*CHALLENGE:* Write out the whole listing again, exactly.

---------- DATASET ROWS ----------

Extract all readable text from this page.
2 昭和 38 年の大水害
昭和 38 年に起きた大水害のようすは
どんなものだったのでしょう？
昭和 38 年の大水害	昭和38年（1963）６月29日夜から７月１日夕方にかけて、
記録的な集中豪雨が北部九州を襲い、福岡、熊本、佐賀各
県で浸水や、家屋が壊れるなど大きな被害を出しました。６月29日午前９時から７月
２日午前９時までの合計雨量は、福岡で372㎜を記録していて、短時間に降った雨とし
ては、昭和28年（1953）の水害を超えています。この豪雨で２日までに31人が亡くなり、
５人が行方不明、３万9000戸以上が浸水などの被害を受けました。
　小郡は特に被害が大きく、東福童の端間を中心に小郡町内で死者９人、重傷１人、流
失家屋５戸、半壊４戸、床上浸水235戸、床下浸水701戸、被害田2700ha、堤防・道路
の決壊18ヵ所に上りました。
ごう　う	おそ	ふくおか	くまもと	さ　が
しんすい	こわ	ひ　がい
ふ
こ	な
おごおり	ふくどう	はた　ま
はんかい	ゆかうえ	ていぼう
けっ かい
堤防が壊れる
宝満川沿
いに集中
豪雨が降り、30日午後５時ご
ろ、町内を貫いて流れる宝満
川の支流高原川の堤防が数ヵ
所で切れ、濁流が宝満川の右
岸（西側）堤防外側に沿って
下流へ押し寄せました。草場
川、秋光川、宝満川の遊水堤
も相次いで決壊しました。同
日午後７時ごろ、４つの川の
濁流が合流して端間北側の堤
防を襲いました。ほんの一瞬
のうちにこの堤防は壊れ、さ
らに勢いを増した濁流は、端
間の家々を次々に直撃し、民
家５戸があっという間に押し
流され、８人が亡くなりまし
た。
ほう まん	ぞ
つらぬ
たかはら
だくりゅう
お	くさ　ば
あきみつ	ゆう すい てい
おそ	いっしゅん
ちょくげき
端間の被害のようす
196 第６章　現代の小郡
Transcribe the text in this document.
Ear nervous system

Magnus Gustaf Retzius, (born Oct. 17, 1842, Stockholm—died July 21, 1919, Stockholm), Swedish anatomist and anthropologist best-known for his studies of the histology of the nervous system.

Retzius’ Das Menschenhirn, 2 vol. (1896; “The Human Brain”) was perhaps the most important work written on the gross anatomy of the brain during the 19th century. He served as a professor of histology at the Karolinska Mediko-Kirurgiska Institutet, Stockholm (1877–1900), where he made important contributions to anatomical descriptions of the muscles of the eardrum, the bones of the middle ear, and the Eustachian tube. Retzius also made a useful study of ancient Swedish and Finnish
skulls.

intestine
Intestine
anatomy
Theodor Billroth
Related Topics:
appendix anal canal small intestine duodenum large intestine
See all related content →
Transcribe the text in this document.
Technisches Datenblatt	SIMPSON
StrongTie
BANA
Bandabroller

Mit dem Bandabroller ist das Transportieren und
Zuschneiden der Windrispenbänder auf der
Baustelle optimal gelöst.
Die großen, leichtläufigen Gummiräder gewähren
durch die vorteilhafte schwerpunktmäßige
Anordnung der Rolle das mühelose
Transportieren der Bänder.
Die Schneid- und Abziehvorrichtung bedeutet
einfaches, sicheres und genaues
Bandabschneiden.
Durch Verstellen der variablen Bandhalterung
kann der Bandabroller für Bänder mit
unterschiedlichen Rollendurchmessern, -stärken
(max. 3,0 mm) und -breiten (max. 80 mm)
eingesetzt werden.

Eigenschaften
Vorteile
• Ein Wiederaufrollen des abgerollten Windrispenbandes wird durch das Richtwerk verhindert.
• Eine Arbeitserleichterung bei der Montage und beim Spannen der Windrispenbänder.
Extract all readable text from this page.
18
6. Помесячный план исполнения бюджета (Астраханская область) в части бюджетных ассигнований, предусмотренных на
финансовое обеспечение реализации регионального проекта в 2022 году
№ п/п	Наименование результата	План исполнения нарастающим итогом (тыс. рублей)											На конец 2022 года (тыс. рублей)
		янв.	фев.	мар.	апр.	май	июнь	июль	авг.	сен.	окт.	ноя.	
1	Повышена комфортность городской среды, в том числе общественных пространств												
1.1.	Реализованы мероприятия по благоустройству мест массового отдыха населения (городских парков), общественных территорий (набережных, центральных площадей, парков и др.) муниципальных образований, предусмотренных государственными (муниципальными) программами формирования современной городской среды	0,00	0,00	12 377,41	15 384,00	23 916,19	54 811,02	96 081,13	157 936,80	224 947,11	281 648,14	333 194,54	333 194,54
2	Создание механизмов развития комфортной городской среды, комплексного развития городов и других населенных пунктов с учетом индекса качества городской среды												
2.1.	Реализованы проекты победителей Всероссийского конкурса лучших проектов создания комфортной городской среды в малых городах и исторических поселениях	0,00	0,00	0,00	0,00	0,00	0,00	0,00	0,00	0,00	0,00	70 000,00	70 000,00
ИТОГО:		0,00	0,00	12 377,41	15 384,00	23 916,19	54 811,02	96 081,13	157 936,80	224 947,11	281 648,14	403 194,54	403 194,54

----------

*RESULT FOR THIS TASK:*
Extract all readable text from this page.
2 昭和 38 年の大水害
昭和 38 年に起きた大水害のようすは
どんなものだったのでしょう？
昭和 38 年の大水害	昭和38年（1963）６月29日夜から７月１日夕方にかけて、
記録的な集中豪雨が北部九州を襲い、福岡、熊本、佐賀各
県で浸水や、家屋が壊れるなど大きな被害を出しました。６月29日午前９時から７月
２日午前９時までの合計雨量は、福岡で372㎜を記録していて、短時間に降った雨とし
ては、昭和28年（1953）の水害を超えています。この豪雨で２日までに31人が亡くなり、
５人が行方不明、３万9000戸以上が浸水などの被害を受けました。
　小郡は特に被害が大きく、東福童の端間を中心に小郡町内で死者９人、重傷１人、流
失家屋５戸、半壊４戸、床上浸水235戸、床下浸水701戸、被害田2700ha、堤防・道路
の決壊18ヵ所に上りました。
ごう　う	おそ	ふくおか	くまもと	さ　が
しんすい	こわ	ひ　がい
ふ
こ	な
おごおり	ふくどう	はた　ま
はんかい	ゆかうえ	ていぼう
けっ かい
堤防が壊れる
宝満川沿
いに集中
豪雨が降り、30日午後５時ご
ろ、町内を貫いて流れる宝満
川の支流高原川の堤防が数ヵ
所で切れ、濁流が宝満川の右
岸（西側）堤防外側に沿って
下流へ押し寄せました。草場
川、秋光川、宝満川の遊水堤
も相次いで決壊しました。同
日午後７時ごろ、４つの川の
濁流が合流して端間北側の堤
防を襲いました。ほんの一瞬
のうちにこの堤防は壊れ、さ
らに勢いを増した濁流は、端
間の家々を次々に直撃し、民
家５戸があっという間に押し
流され、８人が亡くなりまし
た。
ほう まん	ぞ
つらぬ
たかはら
だくりゅう
お	くさ　ば
あきみつ	ゆう すい てい
おそ	いっしゅん
ちょくげき
端間の被害のようす
196 第６章　現代の小郡
Transcribe the text in this document.
Ear nervous system

Magnus Gustaf Retzius, (born Oct. 17, 1842, Stockholm—died July 21, 1919, Stockholm), Swedish anatomist and anthropologist best-known for his studies of the histology of the nervous system.

Retzius’ Das Menschenhirn, 2 vol. (1896; “The Human Brain”) was perhaps the most important work written on the gross anatomy of the brain during the 19th century. He served as a professor of histology at the Karolinska Mediko-Kirurgiska Institutet, Stockholm (1877–1900), where he made important contributions to anatomical descriptions of the muscles of the eardrum, the bones of the middle ear, and the Eustachian tube. Retzius also made a useful study of ancient Swedish and Finnish
skulls.

intestine
Intestine
anatomy
Theodor Billroth
Related Topics:
appendix anal canal small intestine duodenum large intestine
See all related content →
Transcribe the text in this document.
Technisches Datenblatt	SIMPSON
StrongTie
BANA
Bandabroller

Mit dem Bandabroller ist das Transportieren und
Zuschneiden der Windrispenbänder auf der
Baustelle optimal gelöst.
Die großen, leichtläufigen Gummiräder gewähren
durch die vorteilhafte schwerpunktmäßige
Anordnung der Rolle das mühelose
Transportieren der Bänder.
Die Schneid- und Abziehvorrichtung bedeutet
einfaches, sicheres und genaues
Bandabschneiden.
Durch Verstellen der variablen Bandhalterung
kann der Bandabroller für Bänder mit
unterschiedlichen Rollendurchmessern, -stärken
(max. 3,0 mm) und -breiten (max. 80 mm)
eingesetzt werden.

Eigenschaften
Vorteile
• Ein Wiederaufrollen des abgerollten Windrispenbandes wird durch das Richtwerk verhindert.
• Eine Arbeitserleichterung bei der Montage und beim Spannen der Windrispenbänder.
Extract all readable text from this page.
18
6. Помесячный план исполнения бюджета (Астраханская область) в части бюджетных ассигнований, предусмотренных на
финансовое обеспечение реализации регионального проекта в 2022 году
№ п/п	Наименование результата	План исполнения нарастающим итогом (тыс. рублей)											На конец 2022 года (тыс. рублей)
		янв.	фев.	мар.	апр.	май	июнь	июль	авг.	сен.	окт.	ноя.	
1	Повышена комфортность городской среды, в том числе общественных пространств												
1.1.	Реализованы мероприятия по благоустройству мест массового отдыха населения (городских парков), общественных территорий (набережных, центральных площадей, парков и др.) муниципальных образований, предусмотренных государственными (муниципальными) программами формирования современной городской среды	0,00	0,00	12 377,41	15 384,00	23 916,19	54 811,02	96 081,13	157 936,80	224 947,11	281 648,14	333 194,54	333 194,54
2	Создание механизмов развития комфортной городской среды, комплексного развития городов и других населенных пунктов с учетом индекса качества городской среды												
2.1.	Реализованы проекты победителей Всероссийского конкурса лучших проектов создания комфортной городской среды в малых городах и исторических поселениях	0,00	0,00	0,00	0,00	0,00	0,00	0,00	0,00	0,00	0,00	70 000,00	70 000,00
ИТОГО:		0,00	0,00	12 377,41	15 384,00	23 916,19	54 811,02	96 081,13	157 936,80	224 947,11	281 648,14	403 194,54	403 194,54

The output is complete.